EXERCISE MATERIAL:

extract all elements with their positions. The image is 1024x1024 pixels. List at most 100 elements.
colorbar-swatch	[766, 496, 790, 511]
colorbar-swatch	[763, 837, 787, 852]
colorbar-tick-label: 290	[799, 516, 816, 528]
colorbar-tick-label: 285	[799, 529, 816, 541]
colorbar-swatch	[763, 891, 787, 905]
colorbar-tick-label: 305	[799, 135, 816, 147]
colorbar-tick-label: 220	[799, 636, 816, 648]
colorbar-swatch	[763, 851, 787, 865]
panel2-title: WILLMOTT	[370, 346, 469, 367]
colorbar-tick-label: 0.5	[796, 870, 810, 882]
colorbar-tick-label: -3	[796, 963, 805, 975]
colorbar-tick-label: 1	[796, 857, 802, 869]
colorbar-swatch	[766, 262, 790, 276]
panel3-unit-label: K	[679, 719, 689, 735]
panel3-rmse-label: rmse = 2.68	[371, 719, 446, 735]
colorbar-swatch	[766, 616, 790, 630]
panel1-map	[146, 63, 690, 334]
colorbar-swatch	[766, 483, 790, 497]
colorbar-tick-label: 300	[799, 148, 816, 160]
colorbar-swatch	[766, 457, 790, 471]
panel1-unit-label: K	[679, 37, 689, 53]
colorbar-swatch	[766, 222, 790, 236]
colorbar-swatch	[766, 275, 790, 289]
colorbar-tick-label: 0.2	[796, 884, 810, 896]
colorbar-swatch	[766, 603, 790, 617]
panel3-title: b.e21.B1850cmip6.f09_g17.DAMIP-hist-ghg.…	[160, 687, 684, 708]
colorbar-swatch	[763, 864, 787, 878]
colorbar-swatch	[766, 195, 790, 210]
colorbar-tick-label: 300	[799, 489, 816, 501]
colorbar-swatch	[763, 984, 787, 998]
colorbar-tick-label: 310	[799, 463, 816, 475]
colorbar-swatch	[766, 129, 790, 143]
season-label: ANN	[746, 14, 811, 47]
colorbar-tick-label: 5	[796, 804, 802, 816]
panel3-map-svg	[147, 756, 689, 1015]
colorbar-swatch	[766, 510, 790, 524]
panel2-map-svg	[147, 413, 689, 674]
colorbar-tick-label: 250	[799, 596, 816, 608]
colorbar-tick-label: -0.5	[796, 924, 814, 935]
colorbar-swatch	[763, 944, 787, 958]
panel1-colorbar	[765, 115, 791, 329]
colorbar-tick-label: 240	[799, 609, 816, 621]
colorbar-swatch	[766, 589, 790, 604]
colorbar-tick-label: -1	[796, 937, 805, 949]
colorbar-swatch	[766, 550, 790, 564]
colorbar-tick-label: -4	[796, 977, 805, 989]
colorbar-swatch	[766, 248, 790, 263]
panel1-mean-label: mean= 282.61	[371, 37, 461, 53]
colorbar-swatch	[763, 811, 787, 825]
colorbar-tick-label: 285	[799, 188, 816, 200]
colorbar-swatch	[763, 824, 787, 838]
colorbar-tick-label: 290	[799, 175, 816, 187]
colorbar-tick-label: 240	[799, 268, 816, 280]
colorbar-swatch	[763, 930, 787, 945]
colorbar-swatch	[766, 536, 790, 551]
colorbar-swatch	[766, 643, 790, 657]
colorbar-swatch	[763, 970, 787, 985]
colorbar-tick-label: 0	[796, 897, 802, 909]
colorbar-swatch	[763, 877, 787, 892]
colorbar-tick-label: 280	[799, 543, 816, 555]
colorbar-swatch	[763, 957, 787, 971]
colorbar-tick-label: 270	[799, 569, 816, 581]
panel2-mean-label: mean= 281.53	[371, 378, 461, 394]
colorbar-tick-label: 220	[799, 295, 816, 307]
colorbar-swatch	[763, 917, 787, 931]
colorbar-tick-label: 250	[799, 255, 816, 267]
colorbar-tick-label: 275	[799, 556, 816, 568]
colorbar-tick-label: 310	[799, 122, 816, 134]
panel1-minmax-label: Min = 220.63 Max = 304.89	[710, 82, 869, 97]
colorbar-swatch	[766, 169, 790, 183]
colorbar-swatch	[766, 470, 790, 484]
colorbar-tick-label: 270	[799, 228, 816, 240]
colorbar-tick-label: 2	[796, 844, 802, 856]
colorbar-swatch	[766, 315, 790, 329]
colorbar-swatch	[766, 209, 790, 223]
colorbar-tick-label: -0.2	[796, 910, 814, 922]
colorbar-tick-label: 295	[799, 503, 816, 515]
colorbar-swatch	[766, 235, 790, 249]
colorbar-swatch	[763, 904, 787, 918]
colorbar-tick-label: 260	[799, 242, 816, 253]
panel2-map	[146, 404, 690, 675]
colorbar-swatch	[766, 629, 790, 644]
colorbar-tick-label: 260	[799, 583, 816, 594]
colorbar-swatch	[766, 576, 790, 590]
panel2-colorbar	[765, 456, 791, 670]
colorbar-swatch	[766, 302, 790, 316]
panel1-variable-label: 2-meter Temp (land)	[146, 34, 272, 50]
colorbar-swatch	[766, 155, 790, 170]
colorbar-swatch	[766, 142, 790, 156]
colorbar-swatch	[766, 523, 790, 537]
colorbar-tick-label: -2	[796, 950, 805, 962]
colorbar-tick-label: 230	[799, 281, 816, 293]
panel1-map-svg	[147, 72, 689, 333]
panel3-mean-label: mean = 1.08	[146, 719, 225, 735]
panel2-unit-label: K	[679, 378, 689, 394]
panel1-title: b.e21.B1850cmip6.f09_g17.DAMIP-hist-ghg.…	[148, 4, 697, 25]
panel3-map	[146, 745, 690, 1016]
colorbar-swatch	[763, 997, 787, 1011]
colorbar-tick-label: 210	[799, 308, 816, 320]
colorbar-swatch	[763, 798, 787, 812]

TASK OBJECTIVE: Return every line of the records above without changing anything, keeping them in the same order.

REPLY TO THE TASK:
extract all elements with their positions. The image is 1024x1024 pixels. List at most 100 elements.
colorbar-swatch	[766, 496, 790, 511]
colorbar-swatch	[763, 837, 787, 852]
colorbar-tick-label: 290	[799, 516, 816, 528]
colorbar-tick-label: 285	[799, 529, 816, 541]
colorbar-swatch	[763, 891, 787, 905]
colorbar-tick-label: 305	[799, 135, 816, 147]
colorbar-tick-label: 220	[799, 636, 816, 648]
colorbar-swatch	[763, 851, 787, 865]
panel2-title: WILLMOTT	[370, 346, 469, 367]
colorbar-tick-label: 0.5	[796, 870, 810, 882]
colorbar-tick-label: -3	[796, 963, 805, 975]
colorbar-tick-label: 1	[796, 857, 802, 869]
colorbar-swatch	[766, 262, 790, 276]
panel3-unit-label: K	[679, 719, 689, 735]
panel3-rmse-label: rmse = 2.68	[371, 719, 446, 735]
colorbar-swatch	[766, 616, 790, 630]
panel1-map	[146, 63, 690, 334]
colorbar-swatch	[766, 483, 790, 497]
colorbar-tick-label: 300	[799, 148, 816, 160]
colorbar-swatch	[766, 457, 790, 471]
panel1-unit-label: K	[679, 37, 689, 53]
colorbar-swatch	[766, 222, 790, 236]
colorbar-swatch	[766, 275, 790, 289]
colorbar-tick-label: 0.2	[796, 884, 810, 896]
colorbar-swatch	[766, 603, 790, 617]
panel3-title: b.e21.B1850cmip6.f09_g17.DAMIP-hist-ghg.…	[160, 687, 684, 708]
colorbar-swatch	[763, 864, 787, 878]
colorbar-swatch	[766, 195, 790, 210]
colorbar-tick-label: 300	[799, 489, 816, 501]
colorbar-swatch	[763, 984, 787, 998]
colorbar-tick-label: 310	[799, 463, 816, 475]
colorbar-swatch	[766, 129, 790, 143]
season-label: ANN	[746, 14, 811, 47]
colorbar-tick-label: 5	[796, 804, 802, 816]
panel3-map-svg	[147, 756, 689, 1015]
colorbar-swatch	[766, 510, 790, 524]
panel2-map-svg	[147, 413, 689, 674]
colorbar-tick-label: 250	[799, 596, 816, 608]
colorbar-tick-label: -0.5	[796, 924, 814, 935]
colorbar-swatch	[763, 944, 787, 958]
panel1-colorbar	[765, 115, 791, 329]
colorbar-tick-label: 240	[799, 609, 816, 621]
colorbar-swatch	[766, 589, 790, 604]
colorbar-tick-label: -1	[796, 937, 805, 949]
colorbar-swatch	[766, 550, 790, 564]
colorbar-tick-label: -4	[796, 977, 805, 989]
colorbar-swatch	[766, 248, 790, 263]
panel1-mean-label: mean= 282.61	[371, 37, 461, 53]
colorbar-swatch	[763, 811, 787, 825]
colorbar-tick-label: 285	[799, 188, 816, 200]
colorbar-swatch	[763, 824, 787, 838]
colorbar-tick-label: 290	[799, 175, 816, 187]
colorbar-tick-label: 240	[799, 268, 816, 280]
colorbar-swatch	[763, 930, 787, 945]
colorbar-swatch	[766, 536, 790, 551]
colorbar-swatch	[766, 643, 790, 657]
colorbar-swatch	[763, 970, 787, 985]
colorbar-tick-label: 0	[796, 897, 802, 909]
colorbar-swatch	[763, 877, 787, 892]
colorbar-tick-label: 280	[799, 543, 816, 555]
colorbar-swatch	[763, 957, 787, 971]
colorbar-tick-label: 270	[799, 569, 816, 581]
panel2-mean-label: mean= 281.53	[371, 378, 461, 394]
colorbar-tick-label: 220	[799, 295, 816, 307]
colorbar-swatch	[763, 917, 787, 931]
colorbar-tick-label: 250	[799, 255, 816, 267]
colorbar-tick-label: 275	[799, 556, 816, 568]
colorbar-tick-label: 310	[799, 122, 816, 134]
panel1-minmax-label: Min = 220.63 Max = 304.89	[710, 82, 869, 97]
colorbar-swatch	[766, 169, 790, 183]
colorbar-swatch	[766, 470, 790, 484]
colorbar-tick-label: 270	[799, 228, 816, 240]
colorbar-tick-label: 2	[796, 844, 802, 856]
colorbar-swatch	[766, 315, 790, 329]
colorbar-swatch	[766, 209, 790, 223]
colorbar-tick-label: -0.2	[796, 910, 814, 922]
colorbar-tick-label: 295	[799, 503, 816, 515]
colorbar-swatch	[766, 235, 790, 249]
colorbar-swatch	[763, 904, 787, 918]
colorbar-tick-label: 260	[799, 242, 816, 253]
panel2-map	[146, 404, 690, 675]
colorbar-swatch	[766, 629, 790, 644]
colorbar-tick-label: 260	[799, 583, 816, 594]
colorbar-swatch	[766, 576, 790, 590]
panel2-colorbar	[765, 456, 791, 670]
colorbar-swatch	[766, 302, 790, 316]
panel1-variable-label: 2-meter Temp (land)	[146, 34, 272, 50]
colorbar-swatch	[766, 155, 790, 170]
colorbar-swatch	[766, 142, 790, 156]
colorbar-swatch	[766, 523, 790, 537]
colorbar-tick-label: -2	[796, 950, 805, 962]
colorbar-tick-label: 230	[799, 281, 816, 293]
panel1-map-svg	[147, 72, 689, 333]
panel3-mean-label: mean = 1.08	[146, 719, 225, 735]
panel2-unit-label: K	[679, 378, 689, 394]
panel1-title: b.e21.B1850cmip6.f09_g17.DAMIP-hist-ghg.…	[148, 4, 697, 25]
panel3-map	[146, 745, 690, 1016]
colorbar-swatch	[763, 997, 787, 1011]
colorbar-tick-label: 210	[799, 308, 816, 320]
colorbar-swatch	[763, 798, 787, 812]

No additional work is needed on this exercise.